YOUR GOAL: Go through the records and show each line where the word "title" occurs.

MATERIAL FOR THIS TASK:
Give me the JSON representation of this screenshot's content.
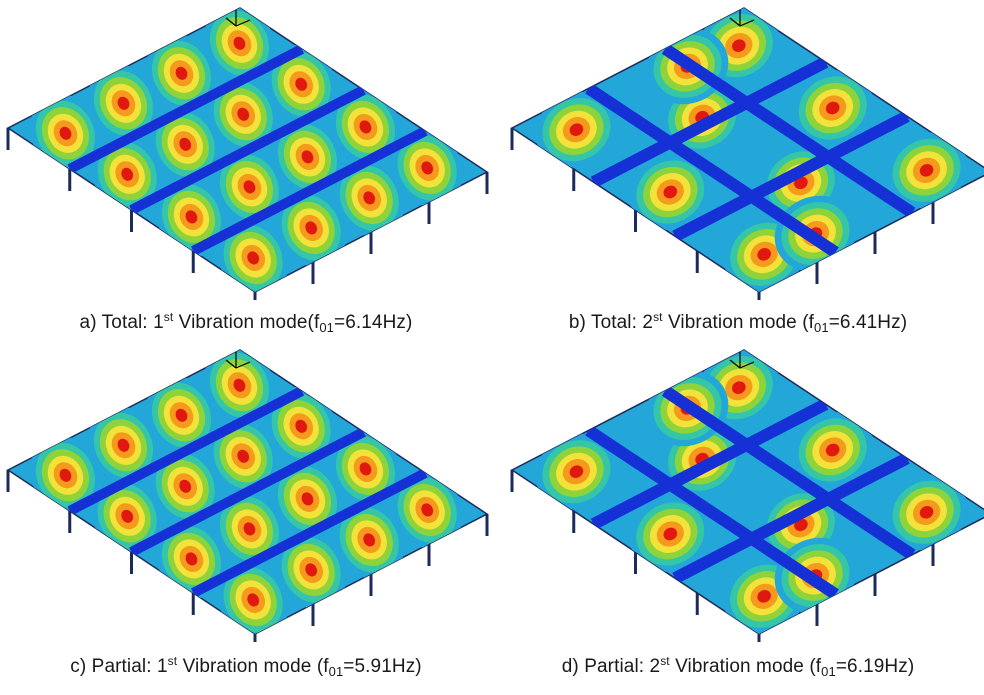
{
  "colors": {
    "background": "#ffffff",
    "plate_low": "#1531d6",
    "contour_band_1": "#22a7d8",
    "contour_band_2": "#35c6a8",
    "contour_band_3": "#8fd33a",
    "contour_band_4": "#f2e23a",
    "contour_band_5": "#f59a1c",
    "contour_peak": "#e0180f",
    "columns": "#1d2b5a"
  },
  "panels": [
    {
      "id": "a",
      "caption": {
        "prefix": "a) Total: 1",
        "ordinal": "st",
        "mode_text": " Vibration mode(f",
        "freq_sub": "01",
        "freq_value": "=6.14Hz)"
      },
      "mode_shape": "mode-1-longitudinal-bands",
      "nodal_lines": 3
    },
    {
      "id": "b",
      "caption": {
        "prefix": "b) Total: 2",
        "ordinal": "st",
        "mode_text": " Vibration mode (f",
        "freq_sub": "01",
        "freq_value": "=6.41Hz)"
      },
      "mode_shape": "mode-2-checkerboard",
      "nodal_lines": 5
    },
    {
      "id": "c",
      "caption": {
        "prefix": "c) Partial: 1",
        "ordinal": "st",
        "mode_text": " Vibration mode (f",
        "freq_sub": "01",
        "freq_value": "=5.91Hz)"
      },
      "mode_shape": "mode-1-longitudinal-bands",
      "nodal_lines": 3
    },
    {
      "id": "d",
      "caption": {
        "prefix": "d) Partial: 2",
        "ordinal": "st",
        "mode_text": " Vibration mode (f",
        "freq_sub": "01",
        "freq_value": "=6.19Hz)"
      },
      "mode_shape": "mode-2-checkerboard",
      "nodal_lines": 5
    }
  ]
}
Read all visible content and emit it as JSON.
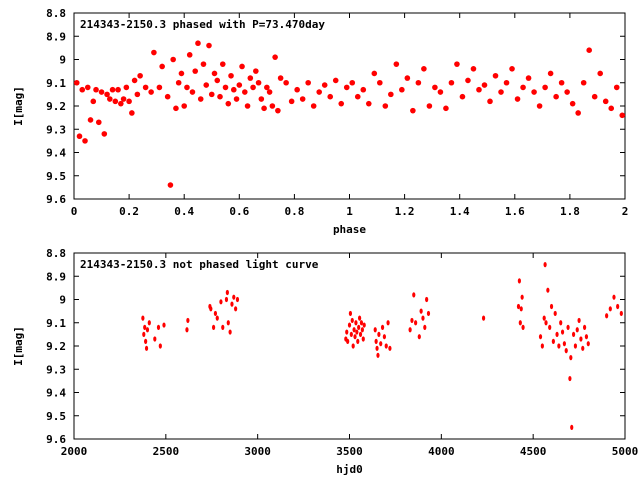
{
  "chart_data": [
    {
      "type": "scatter",
      "title": "214343-2150.3 phased with P=73.470day",
      "xlabel": "phase",
      "ylabel": "I[mag]",
      "xlim": [
        0,
        2
      ],
      "ylim": [
        9.6,
        8.8
      ],
      "y_inverted": true,
      "xticks": [
        "0",
        "0.2",
        "0.4",
        "0.6",
        "0.8",
        "1",
        "1.2",
        "1.4",
        "1.6",
        "1.8",
        "2"
      ],
      "yticks": [
        "8.8",
        "8.9",
        "9",
        "9.1",
        "9.2",
        "9.3",
        "9.4",
        "9.5",
        "9.6"
      ],
      "color": "#ff0000",
      "grid": false,
      "series": [
        {
          "x": [
            0.01,
            0.02,
            0.03,
            0.04,
            0.05,
            0.06,
            0.07,
            0.08,
            0.09,
            0.1,
            0.11,
            0.12,
            0.13,
            0.14,
            0.15,
            0.16,
            0.17,
            0.18,
            0.19,
            0.2,
            0.21,
            0.22,
            0.23,
            0.24,
            0.26,
            0.28,
            0.29,
            0.31,
            0.32,
            0.34,
            0.35,
            0.36,
            0.37,
            0.38,
            0.39,
            0.4,
            0.41,
            0.42,
            0.43,
            0.44,
            0.45,
            0.46,
            0.47,
            0.48,
            0.49,
            0.5,
            0.51,
            0.52,
            0.53,
            0.54,
            0.55,
            0.56,
            0.57,
            0.58,
            0.59,
            0.6,
            0.61,
            0.62,
            0.63,
            0.64,
            0.65,
            0.66,
            0.67,
            0.68,
            0.69,
            0.7,
            0.71,
            0.72,
            0.73,
            0.74,
            0.75,
            0.77,
            0.79,
            0.81,
            0.83,
            0.85,
            0.87,
            0.89,
            0.91,
            0.93,
            0.95,
            0.97,
            0.99,
            1.01,
            1.03,
            1.05,
            1.07,
            1.09,
            1.11,
            1.13,
            1.15,
            1.17,
            1.19,
            1.21,
            1.23,
            1.25,
            1.27,
            1.29,
            1.31,
            1.33,
            1.35,
            1.37,
            1.39,
            1.41,
            1.43,
            1.45,
            1.47,
            1.49,
            1.51,
            1.53,
            1.55,
            1.57,
            1.59,
            1.61,
            1.63,
            1.65,
            1.67,
            1.69,
            1.71,
            1.73,
            1.75,
            1.77,
            1.79,
            1.81,
            1.83,
            1.85,
            1.87,
            1.89,
            1.91,
            1.93,
            1.95,
            1.97,
            1.99
          ],
          "y": [
            9.1,
            9.33,
            9.13,
            9.35,
            9.12,
            9.26,
            9.18,
            9.13,
            9.27,
            9.14,
            9.32,
            9.15,
            9.17,
            9.13,
            9.18,
            9.13,
            9.19,
            9.17,
            9.12,
            9.18,
            9.23,
            9.09,
            9.15,
            9.07,
            9.12,
            9.14,
            8.97,
            9.12,
            9.03,
            9.16,
            9.54,
            9.0,
            9.21,
            9.1,
            9.06,
            9.2,
            9.12,
            8.98,
            9.14,
            9.05,
            8.93,
            9.17,
            9.02,
            9.11,
            8.94,
            9.15,
            9.06,
            9.09,
            9.16,
            9.02,
            9.12,
            9.19,
            9.07,
            9.13,
            9.17,
            9.11,
            9.03,
            9.14,
            9.2,
            9.08,
            9.12,
            9.05,
            9.1,
            9.17,
            9.21,
            9.12,
            9.14,
            9.2,
            8.99,
            9.22,
            9.08,
            9.1,
            9.18,
            9.13,
            9.17,
            9.1,
            9.2,
            9.14,
            9.11,
            9.16,
            9.09,
            9.19,
            9.12,
            9.1,
            9.16,
            9.13,
            9.19,
            9.06,
            9.1,
            9.2,
            9.15,
            9.02,
            9.13,
            9.08,
            9.22,
            9.1,
            9.04,
            9.2,
            9.12,
            9.14,
            9.21,
            9.1,
            9.02,
            9.16,
            9.09,
            9.04,
            9.13,
            9.11,
            9.18,
            9.07,
            9.14,
            9.1,
            9.04,
            9.17,
            9.12,
            9.08,
            9.14,
            9.2,
            9.12,
            9.06,
            9.16,
            9.1,
            9.14,
            9.19,
            9.23,
            9.1,
            8.96,
            9.16,
            9.06,
            9.18,
            9.21,
            9.12,
            9.24
          ]
        }
      ]
    },
    {
      "type": "scatter",
      "title": "214343-2150.3 not phased light curve",
      "xlabel": "hjd0",
      "ylabel": "I[mag]",
      "xlim": [
        2000,
        5000
      ],
      "ylim": [
        9.6,
        8.8
      ],
      "y_inverted": true,
      "xticks": [
        "2000",
        "2500",
        "3000",
        "3500",
        "4000",
        "4500",
        "5000"
      ],
      "yticks": [
        "8.8",
        "8.9",
        "9",
        "9.1",
        "9.2",
        "9.3",
        "9.4",
        "9.5",
        "9.6"
      ],
      "color": "#ff0000",
      "grid": false,
      "series": [
        {
          "x": [
            2375,
            2380,
            2385,
            2390,
            2395,
            2400,
            2410,
            2440,
            2460,
            2470,
            2490,
            2615,
            2620,
            2740,
            2745,
            2760,
            2770,
            2780,
            2800,
            2810,
            2830,
            2835,
            2840,
            2850,
            2860,
            2870,
            2880,
            2890,
            3480,
            3485,
            3490,
            3500,
            3505,
            3510,
            3515,
            3520,
            3525,
            3530,
            3535,
            3540,
            3545,
            3550,
            3555,
            3560,
            3565,
            3570,
            3575,
            3580,
            3640,
            3645,
            3650,
            3655,
            3660,
            3670,
            3680,
            3690,
            3700,
            3710,
            3720,
            3830,
            3840,
            3850,
            3860,
            3880,
            3890,
            3900,
            3910,
            3920,
            3930,
            4230,
            4420,
            4425,
            4430,
            4435,
            4440,
            4445,
            4540,
            4550,
            4560,
            4565,
            4570,
            4580,
            4590,
            4600,
            4610,
            4620,
            4630,
            4640,
            4650,
            4660,
            4670,
            4680,
            4690,
            4700,
            4705,
            4710,
            4720,
            4730,
            4740,
            4750,
            4760,
            4770,
            4780,
            4790,
            4800,
            4900,
            4920,
            4940,
            4960,
            4980
          ],
          "y": [
            9.08,
            9.15,
            9.12,
            9.18,
            9.21,
            9.13,
            9.1,
            9.17,
            9.12,
            9.2,
            9.11,
            9.13,
            9.09,
            9.03,
            9.04,
            9.12,
            9.06,
            9.08,
            9.01,
            9.12,
            9.0,
            8.97,
            9.1,
            9.14,
            9.02,
            8.99,
            9.04,
            9.0,
            9.17,
            9.14,
            9.18,
            9.11,
            9.06,
            9.15,
            9.09,
            9.2,
            9.13,
            9.16,
            9.1,
            9.14,
            9.18,
            9.12,
            9.08,
            9.15,
            9.1,
            9.13,
            9.17,
            9.11,
            9.13,
            9.18,
            9.21,
            9.24,
            9.15,
            9.19,
            9.12,
            9.16,
            9.2,
            9.1,
            9.21,
            9.13,
            9.09,
            8.98,
            9.1,
            9.16,
            9.05,
            9.08,
            9.12,
            9.0,
            9.06,
            9.08,
            9.03,
            8.92,
            9.1,
            9.04,
            8.99,
            9.12,
            9.16,
            9.2,
            9.08,
            8.85,
            9.1,
            8.96,
            9.12,
            9.03,
            9.18,
            9.06,
            9.15,
            9.2,
            9.1,
            9.14,
            9.19,
            9.22,
            9.12,
            9.34,
            9.25,
            9.55,
            9.15,
            9.2,
            9.13,
            9.09,
            9.17,
            9.21,
            9.12,
            9.16,
            9.19,
            9.07,
            9.04,
            8.99,
            9.03,
            9.06
          ]
        }
      ]
    }
  ]
}
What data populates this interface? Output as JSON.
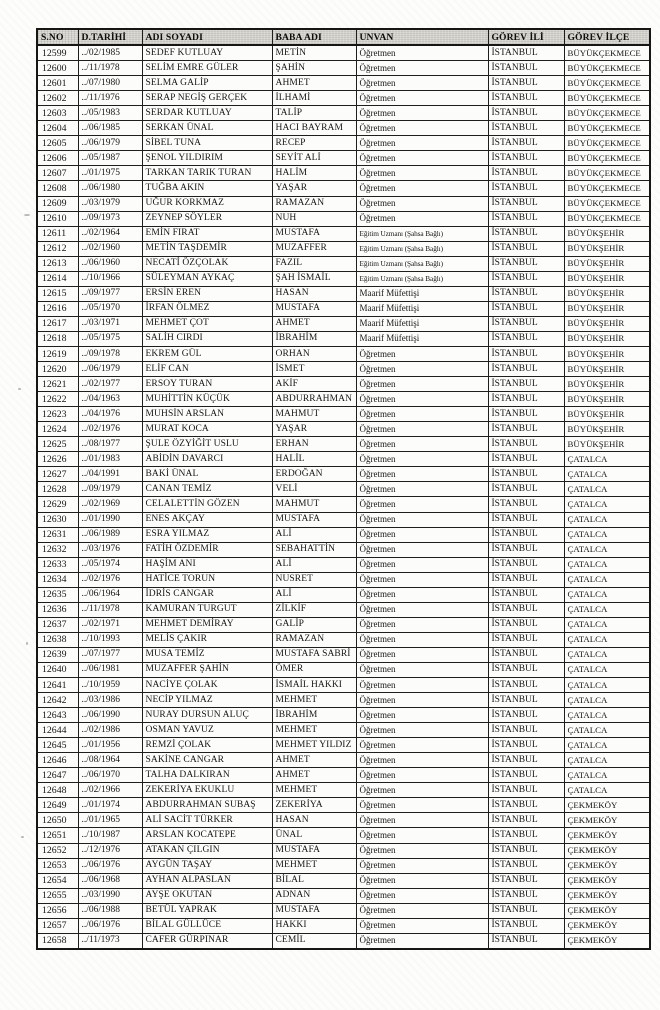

SOLUTION FOR THIS TASK:
      "title": "214343-2150.3 phased with P=73.470day",
      "title": "214343-2150.3 not phased light curve",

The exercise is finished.